Problem to work on:
Will you transcribe the entries that follow, exactly and in full?

Material for the task:
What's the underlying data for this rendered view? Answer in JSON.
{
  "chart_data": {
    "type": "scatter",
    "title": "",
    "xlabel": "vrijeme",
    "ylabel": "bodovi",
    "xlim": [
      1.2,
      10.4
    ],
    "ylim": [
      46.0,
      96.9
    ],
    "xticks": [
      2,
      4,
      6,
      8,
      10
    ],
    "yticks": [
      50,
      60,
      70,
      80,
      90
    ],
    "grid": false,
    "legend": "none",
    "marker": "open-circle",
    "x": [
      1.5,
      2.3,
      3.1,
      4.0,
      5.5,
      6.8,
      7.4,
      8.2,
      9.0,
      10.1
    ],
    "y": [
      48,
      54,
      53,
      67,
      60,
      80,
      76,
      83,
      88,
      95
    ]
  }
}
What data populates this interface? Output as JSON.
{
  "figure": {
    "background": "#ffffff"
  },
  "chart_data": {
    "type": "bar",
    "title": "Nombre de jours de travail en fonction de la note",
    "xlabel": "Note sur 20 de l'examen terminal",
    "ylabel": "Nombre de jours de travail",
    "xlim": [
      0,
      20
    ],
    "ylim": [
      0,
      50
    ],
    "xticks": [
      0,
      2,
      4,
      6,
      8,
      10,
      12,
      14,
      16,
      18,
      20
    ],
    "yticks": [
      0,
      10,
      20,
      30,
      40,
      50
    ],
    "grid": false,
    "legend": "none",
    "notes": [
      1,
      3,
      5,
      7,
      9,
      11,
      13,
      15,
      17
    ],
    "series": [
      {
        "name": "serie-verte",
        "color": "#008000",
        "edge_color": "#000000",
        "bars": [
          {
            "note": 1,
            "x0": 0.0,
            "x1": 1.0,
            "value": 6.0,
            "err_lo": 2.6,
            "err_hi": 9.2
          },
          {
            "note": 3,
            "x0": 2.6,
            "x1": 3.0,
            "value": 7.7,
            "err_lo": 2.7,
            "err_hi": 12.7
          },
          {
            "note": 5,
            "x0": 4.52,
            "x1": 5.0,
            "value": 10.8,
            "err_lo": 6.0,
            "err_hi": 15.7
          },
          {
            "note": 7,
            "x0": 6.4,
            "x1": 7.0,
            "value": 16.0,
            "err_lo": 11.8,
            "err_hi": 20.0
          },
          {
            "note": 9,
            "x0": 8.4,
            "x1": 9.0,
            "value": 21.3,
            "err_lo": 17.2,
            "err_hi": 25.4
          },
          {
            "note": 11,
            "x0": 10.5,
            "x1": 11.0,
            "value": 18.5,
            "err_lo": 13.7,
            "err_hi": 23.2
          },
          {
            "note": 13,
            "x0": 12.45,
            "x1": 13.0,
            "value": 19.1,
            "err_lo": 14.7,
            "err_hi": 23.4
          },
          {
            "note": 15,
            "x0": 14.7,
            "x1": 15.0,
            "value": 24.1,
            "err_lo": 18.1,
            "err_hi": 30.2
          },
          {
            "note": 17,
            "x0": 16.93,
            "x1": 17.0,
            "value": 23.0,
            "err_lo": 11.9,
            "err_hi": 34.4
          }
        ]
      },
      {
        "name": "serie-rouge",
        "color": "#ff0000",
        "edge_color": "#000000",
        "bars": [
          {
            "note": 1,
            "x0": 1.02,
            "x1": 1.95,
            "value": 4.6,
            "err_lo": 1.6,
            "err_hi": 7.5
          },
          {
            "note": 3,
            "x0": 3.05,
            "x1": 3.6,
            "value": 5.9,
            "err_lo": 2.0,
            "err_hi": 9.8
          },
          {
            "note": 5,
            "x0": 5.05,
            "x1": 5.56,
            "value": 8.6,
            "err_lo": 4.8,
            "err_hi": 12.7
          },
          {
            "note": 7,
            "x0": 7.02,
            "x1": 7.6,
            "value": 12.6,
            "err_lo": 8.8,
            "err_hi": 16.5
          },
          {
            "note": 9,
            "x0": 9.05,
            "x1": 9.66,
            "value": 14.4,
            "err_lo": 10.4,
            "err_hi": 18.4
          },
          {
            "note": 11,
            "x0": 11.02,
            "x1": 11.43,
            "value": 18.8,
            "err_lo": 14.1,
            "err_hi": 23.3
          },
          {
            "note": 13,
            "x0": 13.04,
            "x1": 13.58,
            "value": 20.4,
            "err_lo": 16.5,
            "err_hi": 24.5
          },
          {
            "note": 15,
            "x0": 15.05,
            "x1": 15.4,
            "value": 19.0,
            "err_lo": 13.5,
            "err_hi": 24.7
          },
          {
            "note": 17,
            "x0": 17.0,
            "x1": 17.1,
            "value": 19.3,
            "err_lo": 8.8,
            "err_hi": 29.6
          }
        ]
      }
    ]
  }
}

Answer to the exercise:
What's the underlying data for this rendered view? Answer in JSON.
{
  "chart_data": {
    "type": "scatter",
    "title": "",
    "xlabel": "vrijeme",
    "ylabel": "bodovi",
    "xlim": [
      1.2,
      10.4
    ],
    "ylim": [
      46.0,
      96.9
    ],
    "xticks": [
      2,
      4,
      6,
      8,
      10
    ],
    "yticks": [
      50,
      60,
      70,
      80,
      90
    ],
    "grid": false,
    "legend": "none",
    "marker": "open-circle",
    "x": [
      1.5,
      2.3,
      3.1,
      4.0,
      5.5,
      6.8,
      7.4,
      8.2,
      9.0,
      10.1
    ],
    "y": [
      48,
      54,
      53,
      67,
      60,
      80,
      76,
      83,
      88,
      95
    ]
  }
}
What data populates this interface? Output as JSON.
{
  "figure": {
    "background": "#ffffff"
  },
  "chart_data": {
    "type": "bar",
    "title": "Nombre de jours de travail en fonction de la note",
    "xlabel": "Note sur 20 de l'examen terminal",
    "ylabel": "Nombre de jours de travail",
    "xlim": [
      0,
      20
    ],
    "ylim": [
      0,
      50
    ],
    "xticks": [
      0,
      2,
      4,
      6,
      8,
      10,
      12,
      14,
      16,
      18,
      20
    ],
    "yticks": [
      0,
      10,
      20,
      30,
      40,
      50
    ],
    "grid": false,
    "legend": "none",
    "notes": [
      1,
      3,
      5,
      7,
      9,
      11,
      13,
      15,
      17
    ],
    "series": [
      {
        "name": "serie-verte",
        "color": "#008000",
        "edge_color": "#000000",
        "bars": [
          {
            "note": 1,
            "x0": 0.0,
            "x1": 1.0,
            "value": 6.0,
            "err_lo": 2.6,
            "err_hi": 9.2
          },
          {
            "note": 3,
            "x0": 2.6,
            "x1": 3.0,
            "value": 7.7,
            "err_lo": 2.7,
            "err_hi": 12.7
          },
          {
            "note": 5,
            "x0": 4.52,
            "x1": 5.0,
            "value": 10.8,
            "err_lo": 6.0,
            "err_hi": 15.7
          },
          {
            "note": 7,
            "x0": 6.4,
            "x1": 7.0,
            "value": 16.0,
            "err_lo": 11.8,
            "err_hi": 20.0
          },
          {
            "note": 9,
            "x0": 8.4,
            "x1": 9.0,
            "value": 21.3,
            "err_lo": 17.2,
            "err_hi": 25.4
          },
          {
            "note": 11,
            "x0": 10.5,
            "x1": 11.0,
            "value": 18.5,
            "err_lo": 13.7,
            "err_hi": 23.2
          },
          {
            "note": 13,
            "x0": 12.45,
            "x1": 13.0,
            "value": 19.1,
            "err_lo": 14.7,
            "err_hi": 23.4
          },
          {
            "note": 15,
            "x0": 14.7,
            "x1": 15.0,
            "value": 24.1,
            "err_lo": 18.1,
            "err_hi": 30.2
          },
          {
            "note": 17,
            "x0": 16.93,
            "x1": 17.0,
            "value": 23.0,
            "err_lo": 11.9,
            "err_hi": 34.4
          }
        ]
      },
      {
        "name": "serie-rouge",
        "color": "#ff0000",
        "edge_color": "#000000",
        "bars": [
          {
            "note": 1,
            "x0": 1.02,
            "x1": 1.95,
            "value": 4.6,
            "err_lo": 1.6,
            "err_hi": 7.5
          },
          {
            "note": 3,
            "x0": 3.05,
            "x1": 3.6,
            "value": 5.9,
            "err_lo": 2.0,
            "err_hi": 9.8
          },
          {
            "note": 5,
            "x0": 5.05,
            "x1": 5.56,
            "value": 8.6,
            "err_lo": 4.8,
            "err_hi": 12.7
          },
          {
            "note": 7,
            "x0": 7.02,
            "x1": 7.6,
            "value": 12.6,
            "err_lo": 8.8,
            "err_hi": 16.5
          },
          {
            "note": 9,
            "x0": 9.05,
            "x1": 9.66,
            "value": 14.4,
            "err_lo": 10.4,
            "err_hi": 18.4
          },
          {
            "note": 11,
            "x0": 11.02,
            "x1": 11.43,
            "value": 18.8,
            "err_lo": 14.1,
            "err_hi": 23.3
          },
          {
            "note": 13,
            "x0": 13.04,
            "x1": 13.58,
            "value": 20.4,
            "err_lo": 16.5,
            "err_hi": 24.5
          },
          {
            "note": 15,
            "x0": 15.05,
            "x1": 15.4,
            "value": 19.0,
            "err_lo": 13.5,
            "err_hi": 24.7
          },
          {
            "note": 17,
            "x0": 17.0,
            "x1": 17.1,
            "value": 19.3,
            "err_lo": 8.8,
            "err_hi": 29.6
          }
        ]
      }
    ]
  }
}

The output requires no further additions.